-- Passage to read follows --
I think the main think to focus on if you want to go to France is to focus on your understanding of the language: I would highly recommend to watch French films (at least 4 a week). That will help your ear to adapt to the French accent and to get used to the quickness (if it makes sense) of the language since a lot of French are fast speakers.

I would recommend films like: Intouchables Le destin d'Amelie Poulin Les Choristes (excellent film) La Haine (this one is particularly difficult to understand since it's mainly in slang, but an excellent film) OSS 117 (a comedy)

Then you can always watch some sketches on youtube by: - Le Studio Bagels - Golden Moustache - Suricate - Very Bad Blagues

2 years ago

https://www.duolingo.com/KathrynSkywalker

This is great advice. I don't think my local library has these, but I will definetly give them a try....If I can find them. Thanks!

2 years ago

https://www.duolingo.com/Dorotheap1

enough to enjoy yourself

2 years ago

https://www.duolingo.com/KathrynSkywalker

:)

2 years ago

https://www.duolingo.com/amjbrown

You will learn French fast in France. In Paris and the other major cities a blend of bad French and English will get you food and lodging. English skills diminish fast as you leave the metropolitan areas, but even as an expert the introduction of dialect and strong accent is equally problematic. Somehow the rural locals manage enough English to take your tourist dollars!
-- Passage to read concluded --
-- Data for analysis follows --
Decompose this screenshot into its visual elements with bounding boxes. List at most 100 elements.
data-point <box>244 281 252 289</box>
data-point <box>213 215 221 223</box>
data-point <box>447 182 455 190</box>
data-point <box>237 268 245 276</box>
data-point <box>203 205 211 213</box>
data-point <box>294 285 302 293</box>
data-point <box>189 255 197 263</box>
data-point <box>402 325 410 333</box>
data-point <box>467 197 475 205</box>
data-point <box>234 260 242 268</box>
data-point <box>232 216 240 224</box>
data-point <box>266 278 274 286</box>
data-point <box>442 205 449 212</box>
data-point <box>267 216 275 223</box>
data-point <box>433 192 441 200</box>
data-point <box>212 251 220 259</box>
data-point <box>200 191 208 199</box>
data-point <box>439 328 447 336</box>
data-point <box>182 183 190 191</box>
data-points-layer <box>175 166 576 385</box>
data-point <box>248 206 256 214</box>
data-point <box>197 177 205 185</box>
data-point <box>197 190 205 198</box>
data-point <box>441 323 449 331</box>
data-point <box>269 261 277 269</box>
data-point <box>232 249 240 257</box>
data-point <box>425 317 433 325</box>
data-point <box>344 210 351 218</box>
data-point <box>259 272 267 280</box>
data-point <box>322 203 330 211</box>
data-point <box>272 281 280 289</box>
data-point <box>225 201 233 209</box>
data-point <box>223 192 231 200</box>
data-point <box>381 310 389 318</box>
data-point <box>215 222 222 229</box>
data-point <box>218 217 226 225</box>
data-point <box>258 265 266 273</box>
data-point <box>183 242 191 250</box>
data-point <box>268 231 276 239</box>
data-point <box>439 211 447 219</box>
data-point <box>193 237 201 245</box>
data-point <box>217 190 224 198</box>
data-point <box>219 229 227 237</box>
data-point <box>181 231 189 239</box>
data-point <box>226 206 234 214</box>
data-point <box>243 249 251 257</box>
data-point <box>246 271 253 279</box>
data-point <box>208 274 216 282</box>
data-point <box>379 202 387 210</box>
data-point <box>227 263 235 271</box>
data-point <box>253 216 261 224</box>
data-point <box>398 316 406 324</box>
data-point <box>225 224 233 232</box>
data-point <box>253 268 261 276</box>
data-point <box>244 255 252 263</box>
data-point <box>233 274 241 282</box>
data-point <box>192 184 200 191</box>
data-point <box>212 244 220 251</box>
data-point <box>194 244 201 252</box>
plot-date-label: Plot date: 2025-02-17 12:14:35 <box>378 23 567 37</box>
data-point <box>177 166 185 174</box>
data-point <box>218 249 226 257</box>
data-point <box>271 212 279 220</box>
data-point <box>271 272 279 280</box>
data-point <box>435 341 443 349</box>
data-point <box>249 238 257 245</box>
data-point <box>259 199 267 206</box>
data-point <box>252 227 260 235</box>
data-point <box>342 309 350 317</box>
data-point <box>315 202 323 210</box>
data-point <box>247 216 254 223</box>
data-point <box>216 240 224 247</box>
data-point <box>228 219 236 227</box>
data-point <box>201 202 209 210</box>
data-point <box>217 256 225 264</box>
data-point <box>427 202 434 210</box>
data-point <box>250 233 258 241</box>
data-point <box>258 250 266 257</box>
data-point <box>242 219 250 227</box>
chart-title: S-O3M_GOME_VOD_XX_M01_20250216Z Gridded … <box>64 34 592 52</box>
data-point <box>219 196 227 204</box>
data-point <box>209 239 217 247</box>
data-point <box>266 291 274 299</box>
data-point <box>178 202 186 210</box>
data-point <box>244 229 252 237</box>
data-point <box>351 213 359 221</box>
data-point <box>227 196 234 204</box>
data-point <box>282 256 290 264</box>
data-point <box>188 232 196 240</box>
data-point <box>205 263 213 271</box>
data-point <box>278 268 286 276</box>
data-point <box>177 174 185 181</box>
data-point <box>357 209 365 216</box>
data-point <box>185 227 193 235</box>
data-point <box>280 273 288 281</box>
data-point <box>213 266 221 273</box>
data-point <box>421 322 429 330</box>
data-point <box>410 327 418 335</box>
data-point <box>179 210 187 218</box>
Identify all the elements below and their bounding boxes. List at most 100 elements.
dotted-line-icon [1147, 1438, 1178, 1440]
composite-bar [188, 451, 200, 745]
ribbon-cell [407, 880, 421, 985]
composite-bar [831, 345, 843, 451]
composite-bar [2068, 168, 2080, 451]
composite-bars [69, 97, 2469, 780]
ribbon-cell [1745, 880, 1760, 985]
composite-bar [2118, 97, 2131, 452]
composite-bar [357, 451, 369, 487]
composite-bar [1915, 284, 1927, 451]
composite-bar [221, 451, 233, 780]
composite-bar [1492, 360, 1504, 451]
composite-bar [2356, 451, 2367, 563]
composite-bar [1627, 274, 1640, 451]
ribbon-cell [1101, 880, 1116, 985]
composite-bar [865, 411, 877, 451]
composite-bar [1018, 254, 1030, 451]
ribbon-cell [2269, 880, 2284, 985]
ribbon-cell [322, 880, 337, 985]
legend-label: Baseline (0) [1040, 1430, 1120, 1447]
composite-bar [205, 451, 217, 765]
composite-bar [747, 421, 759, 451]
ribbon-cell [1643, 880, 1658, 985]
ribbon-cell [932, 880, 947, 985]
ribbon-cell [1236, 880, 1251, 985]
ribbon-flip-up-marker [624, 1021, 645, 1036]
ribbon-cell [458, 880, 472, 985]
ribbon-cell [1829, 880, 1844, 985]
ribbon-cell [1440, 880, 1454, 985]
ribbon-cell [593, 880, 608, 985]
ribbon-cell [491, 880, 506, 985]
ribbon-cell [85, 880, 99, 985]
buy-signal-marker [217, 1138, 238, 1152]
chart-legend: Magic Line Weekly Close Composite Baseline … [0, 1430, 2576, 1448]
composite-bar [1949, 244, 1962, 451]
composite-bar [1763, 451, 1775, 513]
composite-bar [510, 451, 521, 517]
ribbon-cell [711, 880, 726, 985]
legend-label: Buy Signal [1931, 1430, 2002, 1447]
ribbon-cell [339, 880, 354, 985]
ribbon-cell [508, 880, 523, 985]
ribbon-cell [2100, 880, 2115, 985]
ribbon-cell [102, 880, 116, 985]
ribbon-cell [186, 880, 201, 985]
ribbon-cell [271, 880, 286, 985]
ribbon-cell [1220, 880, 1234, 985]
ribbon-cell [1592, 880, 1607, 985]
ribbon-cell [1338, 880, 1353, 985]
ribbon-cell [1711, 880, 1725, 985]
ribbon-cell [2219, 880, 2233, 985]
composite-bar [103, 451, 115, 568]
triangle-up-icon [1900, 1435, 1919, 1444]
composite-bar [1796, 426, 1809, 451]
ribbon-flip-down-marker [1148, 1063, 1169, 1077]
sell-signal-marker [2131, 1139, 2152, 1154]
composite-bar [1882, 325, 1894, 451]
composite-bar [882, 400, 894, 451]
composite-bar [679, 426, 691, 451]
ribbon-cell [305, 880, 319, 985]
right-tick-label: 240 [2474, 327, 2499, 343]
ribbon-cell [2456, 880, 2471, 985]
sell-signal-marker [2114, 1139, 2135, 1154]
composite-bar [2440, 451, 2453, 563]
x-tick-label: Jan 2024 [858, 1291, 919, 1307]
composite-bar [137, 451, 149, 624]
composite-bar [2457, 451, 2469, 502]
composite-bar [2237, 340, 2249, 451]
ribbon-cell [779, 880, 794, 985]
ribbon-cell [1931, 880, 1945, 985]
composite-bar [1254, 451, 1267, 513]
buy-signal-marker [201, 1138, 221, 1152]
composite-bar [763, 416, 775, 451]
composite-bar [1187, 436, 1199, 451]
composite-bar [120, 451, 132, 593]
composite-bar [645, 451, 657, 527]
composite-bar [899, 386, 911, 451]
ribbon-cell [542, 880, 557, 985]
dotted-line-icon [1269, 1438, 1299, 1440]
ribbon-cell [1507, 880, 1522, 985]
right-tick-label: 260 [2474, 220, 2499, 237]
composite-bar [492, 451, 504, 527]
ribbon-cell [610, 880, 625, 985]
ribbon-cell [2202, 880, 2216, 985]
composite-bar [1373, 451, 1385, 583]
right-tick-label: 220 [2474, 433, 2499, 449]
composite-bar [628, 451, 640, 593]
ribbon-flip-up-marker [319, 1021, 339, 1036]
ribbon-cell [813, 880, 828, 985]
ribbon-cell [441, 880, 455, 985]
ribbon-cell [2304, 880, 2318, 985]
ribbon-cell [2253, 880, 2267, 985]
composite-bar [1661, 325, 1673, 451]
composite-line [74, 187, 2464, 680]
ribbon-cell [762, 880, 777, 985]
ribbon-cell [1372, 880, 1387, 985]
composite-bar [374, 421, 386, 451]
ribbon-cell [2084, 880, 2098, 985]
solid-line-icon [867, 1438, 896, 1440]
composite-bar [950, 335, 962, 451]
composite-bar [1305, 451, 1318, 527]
-- Data for analysis concluded --
● **Brief 1**
According to the discussion about learning French, how many French films should you watch each week?
● **Brief 2**
Transcribe the part of the discussion about learning French that falls between "Then you can" and "find them. Thanks!", inclusive.

● **Result 1**
At least four a week.

● **Result 2**
Then you can always watch some sketches on youtube by: - Le Studio Bagels - Golden Moustache - Suricate - Very Bad Blagues

2 years ago

https://www.duolingo.com/KathrynSkywalker

This is great advice. I don't think my local library has these, but I will definetly give them a try....If I can find them. Thanks!